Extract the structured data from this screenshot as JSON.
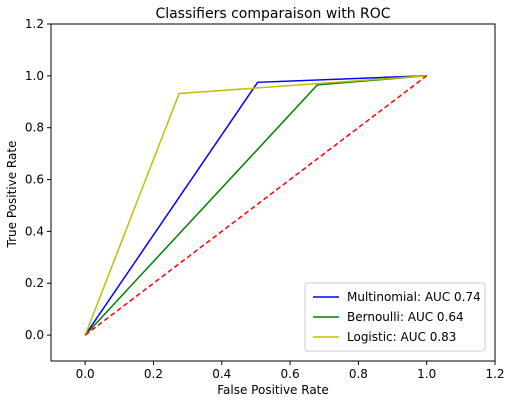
{
  "chart_data": {
    "type": "line",
    "title": "Classifiers comparaison with ROC",
    "xlabel": "False Positive Rate",
    "ylabel": "True Positive Rate",
    "xlim": [
      -0.1,
      1.2
    ],
    "ylim": [
      -0.1,
      1.2
    ],
    "xticks": [
      "0.0",
      "0.2",
      "0.4",
      "0.6",
      "0.8",
      "1.0",
      "1.2"
    ],
    "yticks": [
      "0.0",
      "0.2",
      "0.4",
      "0.6",
      "0.8",
      "1.0",
      "1.2"
    ],
    "grid": false,
    "legend_position": "lower-right",
    "series": [
      {
        "name": "Multinomial: AUC 0.74",
        "color": "#0000ff",
        "style": "solid",
        "x": [
          0,
          0.505,
          1.0
        ],
        "y": [
          0,
          0.975,
          1.0
        ]
      },
      {
        "name": "Bernoulli: AUC 0.64",
        "color": "#008000",
        "style": "solid",
        "x": [
          0,
          0.68,
          1.0
        ],
        "y": [
          0,
          0.965,
          1.0
        ]
      },
      {
        "name": "Logistic: AUC 0.83",
        "color": "#bfbf00",
        "style": "solid",
        "x": [
          0,
          0.275,
          1.0
        ],
        "y": [
          0,
          0.932,
          1.0
        ]
      },
      {
        "color": "#ff0000",
        "style": "dashed",
        "x": [
          0,
          1.0
        ],
        "y": [
          0,
          1.0
        ]
      }
    ]
  }
}
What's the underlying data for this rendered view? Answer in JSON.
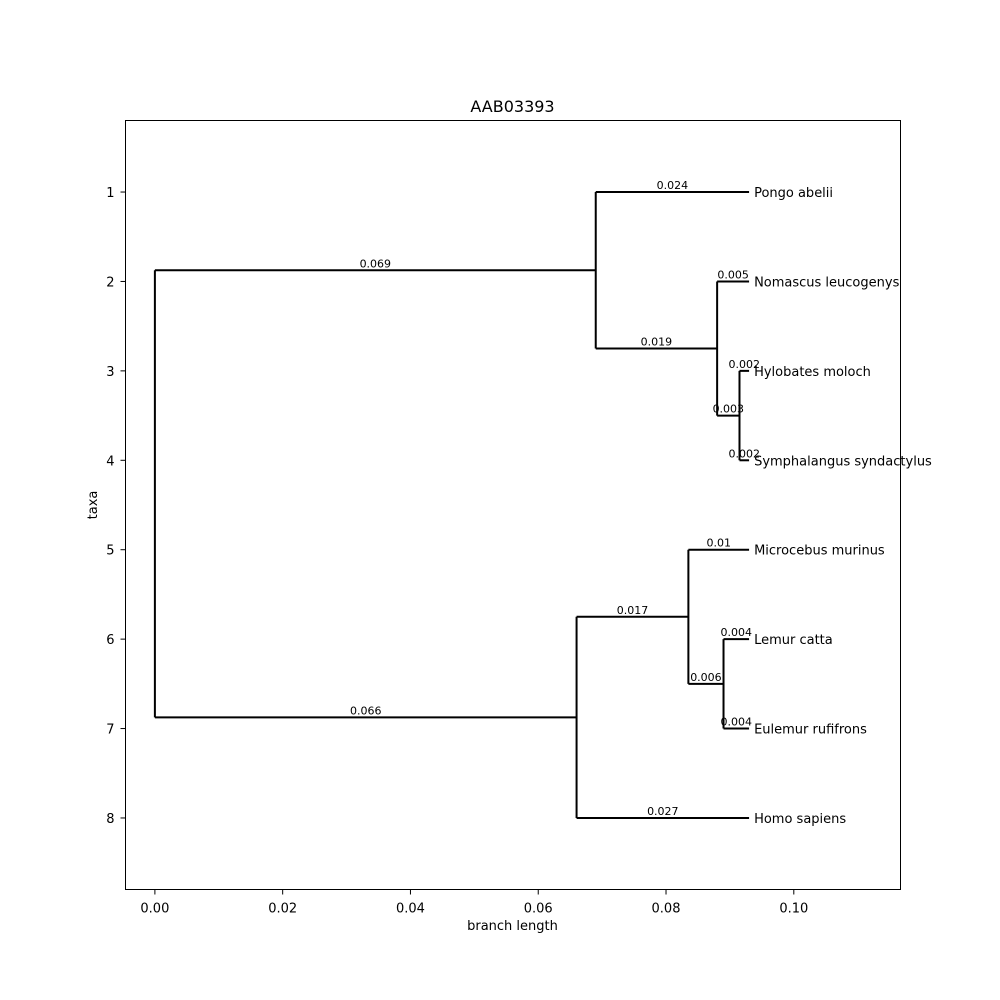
{
  "chart_data": {
    "type": "phylogenetic-tree",
    "title": "AAB03393",
    "xlabel": "branch length",
    "ylabel": "taxa",
    "xlim": [
      -0.0046,
      0.1167
    ],
    "ylim": [
      8.8,
      0.2
    ],
    "xticks": [
      0.0,
      0.02,
      0.04,
      0.06,
      0.08,
      0.1
    ],
    "xtick_labels": [
      "0.00",
      "0.02",
      "0.04",
      "0.06",
      "0.08",
      "0.10"
    ],
    "yticks": [
      1,
      2,
      3,
      4,
      5,
      6,
      7,
      8
    ],
    "ytick_labels": [
      "1",
      "2",
      "3",
      "4",
      "5",
      "6",
      "7",
      "8"
    ],
    "grid": false,
    "nodes": [
      {
        "id": "root",
        "parent": null,
        "x": 0.0,
        "y": 4.375,
        "y_low": 1.875,
        "y_high": 6.875
      },
      {
        "id": "n_ape",
        "parent": "root",
        "x": 0.069,
        "y": 1.875,
        "label": "0.069",
        "y_low": 1,
        "y_high": 2.75
      },
      {
        "id": "n_hylo",
        "parent": "n_ape",
        "x": 0.088,
        "y": 2.75,
        "label": "0.019",
        "y_low": 2,
        "y_high": 3.5
      },
      {
        "id": "n_hylo2",
        "parent": "n_hylo",
        "x": 0.0915,
        "y": 3.5,
        "label": "0.003",
        "y_low": 3,
        "y_high": 4
      },
      {
        "id": "n_prosim",
        "parent": "root",
        "x": 0.066,
        "y": 6.875,
        "label": "0.066",
        "y_low": 5.75,
        "y_high": 8
      },
      {
        "id": "n_lemur",
        "parent": "n_prosim",
        "x": 0.0835,
        "y": 5.75,
        "label": "0.017",
        "y_low": 5,
        "y_high": 6.5
      },
      {
        "id": "n_lemur2",
        "parent": "n_lemur",
        "x": 0.089,
        "y": 6.5,
        "label": "0.006",
        "y_low": 6,
        "y_high": 7
      }
    ],
    "leaves": [
      {
        "id": "pongo",
        "parent": "n_ape",
        "x": 0.093,
        "y": 1,
        "name": "Pongo abelii",
        "label": "0.024"
      },
      {
        "id": "nomascus",
        "parent": "n_hylo",
        "x": 0.093,
        "y": 2,
        "name": "Nomascus leucogenys",
        "label": "0.005"
      },
      {
        "id": "hylobates",
        "parent": "n_hylo2",
        "x": 0.093,
        "y": 3,
        "name": "Hylobates moloch",
        "label": "0.002"
      },
      {
        "id": "symphalangus",
        "parent": "n_hylo2",
        "x": 0.093,
        "y": 4,
        "name": "Symphalangus syndactylus",
        "label": "0.002"
      },
      {
        "id": "microcebus",
        "parent": "n_lemur",
        "x": 0.093,
        "y": 5,
        "name": "Microcebus murinus",
        "label": "0.01"
      },
      {
        "id": "lemur",
        "parent": "n_lemur2",
        "x": 0.093,
        "y": 6,
        "name": "Lemur catta",
        "label": "0.004"
      },
      {
        "id": "eulemur",
        "parent": "n_lemur2",
        "x": 0.093,
        "y": 7,
        "name": "Eulemur rufifrons",
        "label": "0.004"
      },
      {
        "id": "homo",
        "parent": "n_prosim",
        "x": 0.093,
        "y": 8,
        "name": "Homo sapiens",
        "label": "0.027"
      }
    ]
  }
}
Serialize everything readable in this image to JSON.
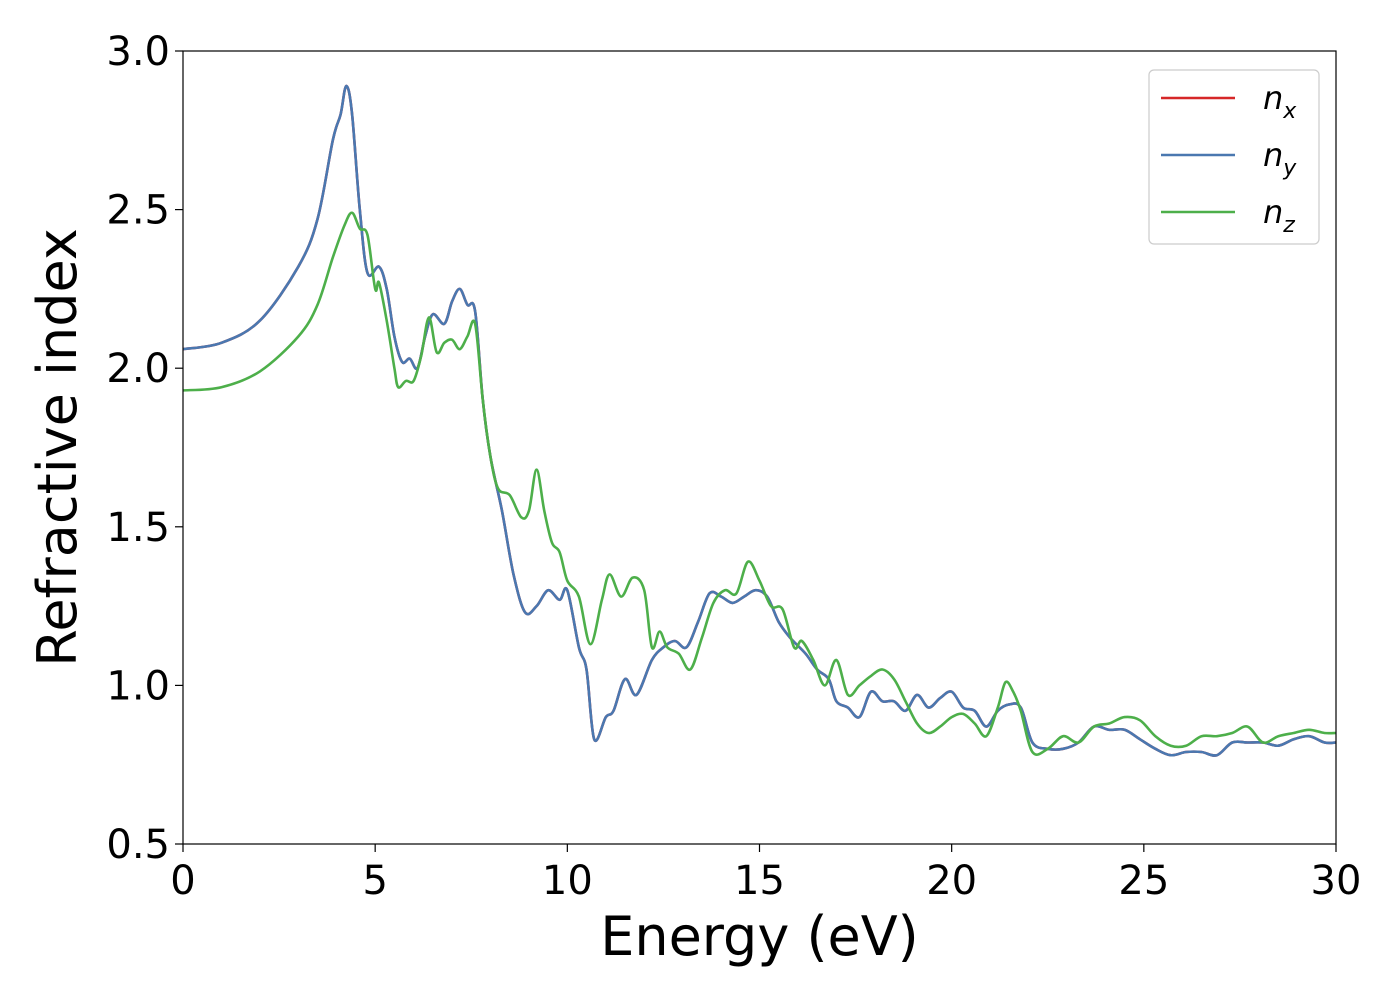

BRIEF: Pull out every line holding "title" from the records above, and copy it.

OUTPUT FOR THIS TASK:
    "title": "Classifiers comparaison with ROC",
    "title": "AAB03393",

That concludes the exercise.